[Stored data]
= = = = = = =
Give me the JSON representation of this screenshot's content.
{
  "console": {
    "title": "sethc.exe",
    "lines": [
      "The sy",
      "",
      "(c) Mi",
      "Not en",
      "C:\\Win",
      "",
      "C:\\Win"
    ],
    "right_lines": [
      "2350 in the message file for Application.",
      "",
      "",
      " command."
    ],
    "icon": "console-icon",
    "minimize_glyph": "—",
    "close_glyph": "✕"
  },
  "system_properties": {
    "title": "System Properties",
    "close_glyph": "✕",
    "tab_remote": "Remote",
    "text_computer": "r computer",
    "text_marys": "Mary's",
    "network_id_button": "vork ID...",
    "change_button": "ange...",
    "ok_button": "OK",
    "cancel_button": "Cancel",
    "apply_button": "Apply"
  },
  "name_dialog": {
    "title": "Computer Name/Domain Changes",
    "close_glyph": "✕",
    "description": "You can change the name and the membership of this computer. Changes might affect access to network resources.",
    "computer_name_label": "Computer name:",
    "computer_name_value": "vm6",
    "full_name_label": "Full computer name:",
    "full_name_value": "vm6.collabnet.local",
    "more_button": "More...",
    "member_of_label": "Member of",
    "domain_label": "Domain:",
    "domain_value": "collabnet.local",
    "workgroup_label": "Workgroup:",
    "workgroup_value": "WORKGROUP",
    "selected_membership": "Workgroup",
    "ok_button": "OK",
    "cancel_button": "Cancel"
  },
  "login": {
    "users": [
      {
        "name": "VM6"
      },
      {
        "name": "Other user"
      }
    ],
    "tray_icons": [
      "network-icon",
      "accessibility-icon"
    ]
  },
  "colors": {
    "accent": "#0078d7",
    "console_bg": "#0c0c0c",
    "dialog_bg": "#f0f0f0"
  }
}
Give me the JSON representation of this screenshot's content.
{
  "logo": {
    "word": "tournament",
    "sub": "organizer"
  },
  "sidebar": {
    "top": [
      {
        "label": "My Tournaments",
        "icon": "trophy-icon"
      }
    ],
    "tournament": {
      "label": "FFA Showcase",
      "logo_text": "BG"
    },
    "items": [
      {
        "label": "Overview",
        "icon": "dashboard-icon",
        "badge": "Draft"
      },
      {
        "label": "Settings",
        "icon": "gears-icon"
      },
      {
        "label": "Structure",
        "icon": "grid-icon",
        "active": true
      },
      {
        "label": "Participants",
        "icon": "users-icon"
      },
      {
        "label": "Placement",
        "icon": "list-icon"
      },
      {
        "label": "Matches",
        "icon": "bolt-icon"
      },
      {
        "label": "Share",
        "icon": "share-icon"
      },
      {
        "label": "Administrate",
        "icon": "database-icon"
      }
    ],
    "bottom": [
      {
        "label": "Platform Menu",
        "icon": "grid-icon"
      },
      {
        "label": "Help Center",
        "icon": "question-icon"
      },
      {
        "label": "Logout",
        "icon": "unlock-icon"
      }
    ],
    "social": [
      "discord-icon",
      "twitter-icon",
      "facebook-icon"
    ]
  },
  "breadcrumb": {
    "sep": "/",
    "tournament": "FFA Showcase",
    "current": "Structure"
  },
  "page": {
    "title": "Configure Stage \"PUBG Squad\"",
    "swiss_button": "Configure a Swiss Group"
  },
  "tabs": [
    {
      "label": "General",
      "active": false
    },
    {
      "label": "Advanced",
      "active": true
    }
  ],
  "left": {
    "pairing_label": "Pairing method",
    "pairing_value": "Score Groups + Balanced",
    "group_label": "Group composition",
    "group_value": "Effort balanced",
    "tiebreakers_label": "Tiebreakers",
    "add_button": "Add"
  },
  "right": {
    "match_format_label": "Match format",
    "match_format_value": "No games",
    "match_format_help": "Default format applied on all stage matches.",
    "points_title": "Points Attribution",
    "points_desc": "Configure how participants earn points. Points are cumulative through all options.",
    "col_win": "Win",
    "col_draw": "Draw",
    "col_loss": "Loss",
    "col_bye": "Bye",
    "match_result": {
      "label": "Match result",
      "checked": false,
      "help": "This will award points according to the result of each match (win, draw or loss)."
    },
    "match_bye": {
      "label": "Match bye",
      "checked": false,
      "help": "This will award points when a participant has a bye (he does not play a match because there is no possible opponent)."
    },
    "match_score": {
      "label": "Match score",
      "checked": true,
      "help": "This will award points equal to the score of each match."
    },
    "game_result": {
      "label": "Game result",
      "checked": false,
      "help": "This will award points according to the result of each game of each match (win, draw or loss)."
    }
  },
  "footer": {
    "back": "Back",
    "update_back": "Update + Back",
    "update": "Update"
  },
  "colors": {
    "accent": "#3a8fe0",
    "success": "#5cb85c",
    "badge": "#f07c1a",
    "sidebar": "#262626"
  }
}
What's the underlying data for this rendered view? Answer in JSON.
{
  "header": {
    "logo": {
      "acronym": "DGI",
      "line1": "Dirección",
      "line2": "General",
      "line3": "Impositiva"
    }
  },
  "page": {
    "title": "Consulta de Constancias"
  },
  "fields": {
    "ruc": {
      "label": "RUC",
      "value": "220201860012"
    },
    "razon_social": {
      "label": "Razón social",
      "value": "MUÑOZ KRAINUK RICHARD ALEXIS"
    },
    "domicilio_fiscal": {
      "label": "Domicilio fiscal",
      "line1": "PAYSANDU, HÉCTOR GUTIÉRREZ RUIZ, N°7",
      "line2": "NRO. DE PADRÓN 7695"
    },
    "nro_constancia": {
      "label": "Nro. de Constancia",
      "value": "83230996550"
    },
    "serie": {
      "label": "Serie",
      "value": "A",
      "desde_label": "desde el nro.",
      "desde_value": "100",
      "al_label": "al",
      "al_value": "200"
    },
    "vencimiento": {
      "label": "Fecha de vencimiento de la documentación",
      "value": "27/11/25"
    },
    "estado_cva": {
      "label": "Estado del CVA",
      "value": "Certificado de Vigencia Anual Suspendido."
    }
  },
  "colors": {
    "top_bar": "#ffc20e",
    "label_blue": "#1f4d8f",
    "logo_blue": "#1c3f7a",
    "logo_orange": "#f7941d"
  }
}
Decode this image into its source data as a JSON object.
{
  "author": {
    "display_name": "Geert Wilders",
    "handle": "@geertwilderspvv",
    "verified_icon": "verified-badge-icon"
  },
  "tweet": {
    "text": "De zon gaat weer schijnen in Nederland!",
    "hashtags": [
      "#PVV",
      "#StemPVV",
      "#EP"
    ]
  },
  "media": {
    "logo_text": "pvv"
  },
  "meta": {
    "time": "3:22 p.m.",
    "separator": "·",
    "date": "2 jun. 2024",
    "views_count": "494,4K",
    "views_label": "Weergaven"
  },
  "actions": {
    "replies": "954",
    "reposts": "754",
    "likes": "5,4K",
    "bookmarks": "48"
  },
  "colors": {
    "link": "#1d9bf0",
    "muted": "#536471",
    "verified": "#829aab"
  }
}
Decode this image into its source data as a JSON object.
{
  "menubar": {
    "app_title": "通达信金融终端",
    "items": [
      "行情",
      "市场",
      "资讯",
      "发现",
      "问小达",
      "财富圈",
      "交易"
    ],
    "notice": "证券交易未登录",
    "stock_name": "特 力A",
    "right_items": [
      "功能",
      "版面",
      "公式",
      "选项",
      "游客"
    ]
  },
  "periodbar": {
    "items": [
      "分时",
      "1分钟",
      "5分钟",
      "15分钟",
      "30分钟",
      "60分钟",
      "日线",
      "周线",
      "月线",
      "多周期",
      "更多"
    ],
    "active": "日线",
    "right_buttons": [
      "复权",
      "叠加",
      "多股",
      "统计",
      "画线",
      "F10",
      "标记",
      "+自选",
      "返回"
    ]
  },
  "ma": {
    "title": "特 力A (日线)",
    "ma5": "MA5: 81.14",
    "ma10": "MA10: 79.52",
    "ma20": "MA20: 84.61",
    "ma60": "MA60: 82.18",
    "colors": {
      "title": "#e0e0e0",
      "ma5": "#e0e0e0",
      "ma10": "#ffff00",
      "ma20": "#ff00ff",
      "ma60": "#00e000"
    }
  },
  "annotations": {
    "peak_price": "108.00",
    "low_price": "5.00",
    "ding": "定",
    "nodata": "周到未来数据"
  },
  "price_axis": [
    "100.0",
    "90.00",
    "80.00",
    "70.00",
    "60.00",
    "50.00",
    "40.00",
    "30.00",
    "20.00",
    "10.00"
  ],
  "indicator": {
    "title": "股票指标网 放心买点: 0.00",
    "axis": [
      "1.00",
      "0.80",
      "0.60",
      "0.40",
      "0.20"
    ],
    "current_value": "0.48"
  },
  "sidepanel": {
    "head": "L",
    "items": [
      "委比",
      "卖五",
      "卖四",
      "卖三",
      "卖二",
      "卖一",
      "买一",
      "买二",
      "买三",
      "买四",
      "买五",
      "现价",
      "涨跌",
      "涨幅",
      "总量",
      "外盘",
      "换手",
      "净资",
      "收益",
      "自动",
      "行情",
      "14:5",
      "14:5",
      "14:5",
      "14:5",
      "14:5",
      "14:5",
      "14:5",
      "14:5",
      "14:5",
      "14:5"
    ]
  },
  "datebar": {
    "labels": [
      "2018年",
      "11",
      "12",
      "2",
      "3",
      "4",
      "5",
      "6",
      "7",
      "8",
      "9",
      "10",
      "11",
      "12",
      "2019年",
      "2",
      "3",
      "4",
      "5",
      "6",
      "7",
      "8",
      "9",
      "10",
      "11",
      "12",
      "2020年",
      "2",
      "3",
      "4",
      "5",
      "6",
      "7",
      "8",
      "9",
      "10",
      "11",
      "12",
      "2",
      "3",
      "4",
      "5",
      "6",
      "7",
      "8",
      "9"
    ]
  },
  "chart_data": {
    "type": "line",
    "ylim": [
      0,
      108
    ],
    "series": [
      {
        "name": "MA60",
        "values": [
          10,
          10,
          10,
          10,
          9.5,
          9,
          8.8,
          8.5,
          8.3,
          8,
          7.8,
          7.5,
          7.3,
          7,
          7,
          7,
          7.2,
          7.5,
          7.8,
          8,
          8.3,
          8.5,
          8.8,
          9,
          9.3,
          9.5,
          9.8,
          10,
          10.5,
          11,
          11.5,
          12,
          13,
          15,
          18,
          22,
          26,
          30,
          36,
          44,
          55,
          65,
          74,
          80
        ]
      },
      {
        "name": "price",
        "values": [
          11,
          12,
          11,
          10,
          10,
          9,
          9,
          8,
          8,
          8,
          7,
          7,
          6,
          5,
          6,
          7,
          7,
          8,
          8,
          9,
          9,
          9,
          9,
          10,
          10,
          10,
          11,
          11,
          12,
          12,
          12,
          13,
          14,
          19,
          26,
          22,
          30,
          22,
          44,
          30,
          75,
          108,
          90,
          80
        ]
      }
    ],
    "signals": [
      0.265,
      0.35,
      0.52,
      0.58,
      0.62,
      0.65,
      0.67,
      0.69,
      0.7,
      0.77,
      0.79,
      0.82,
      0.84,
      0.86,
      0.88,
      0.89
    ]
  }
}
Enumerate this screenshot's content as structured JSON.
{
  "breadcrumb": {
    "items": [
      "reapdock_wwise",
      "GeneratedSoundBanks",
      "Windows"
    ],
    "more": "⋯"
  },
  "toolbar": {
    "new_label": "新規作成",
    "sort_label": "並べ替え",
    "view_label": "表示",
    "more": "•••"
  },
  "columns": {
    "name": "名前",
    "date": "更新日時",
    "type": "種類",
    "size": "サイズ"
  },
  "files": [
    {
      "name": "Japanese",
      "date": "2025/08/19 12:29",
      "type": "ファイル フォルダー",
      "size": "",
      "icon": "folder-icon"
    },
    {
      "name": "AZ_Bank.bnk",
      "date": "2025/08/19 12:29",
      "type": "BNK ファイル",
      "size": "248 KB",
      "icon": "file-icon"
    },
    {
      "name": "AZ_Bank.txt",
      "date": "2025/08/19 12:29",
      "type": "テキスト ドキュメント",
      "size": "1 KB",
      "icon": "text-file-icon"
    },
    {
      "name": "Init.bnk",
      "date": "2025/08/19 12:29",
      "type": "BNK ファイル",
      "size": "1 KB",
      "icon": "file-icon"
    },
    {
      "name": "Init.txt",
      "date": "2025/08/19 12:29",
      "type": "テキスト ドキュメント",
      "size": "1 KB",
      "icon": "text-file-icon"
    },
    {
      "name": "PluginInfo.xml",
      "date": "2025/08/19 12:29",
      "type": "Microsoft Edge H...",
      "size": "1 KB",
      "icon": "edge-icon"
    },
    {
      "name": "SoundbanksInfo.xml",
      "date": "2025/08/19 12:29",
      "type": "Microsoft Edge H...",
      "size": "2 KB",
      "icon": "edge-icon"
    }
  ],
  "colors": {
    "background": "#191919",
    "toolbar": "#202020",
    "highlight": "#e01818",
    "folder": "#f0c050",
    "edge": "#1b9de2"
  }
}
= = = = = = =
■ TASK OBJECTIVE
Report how many lines in the entries hold the string "local". Nothing but the number is wanted.

■ FINISHED ANSWER
2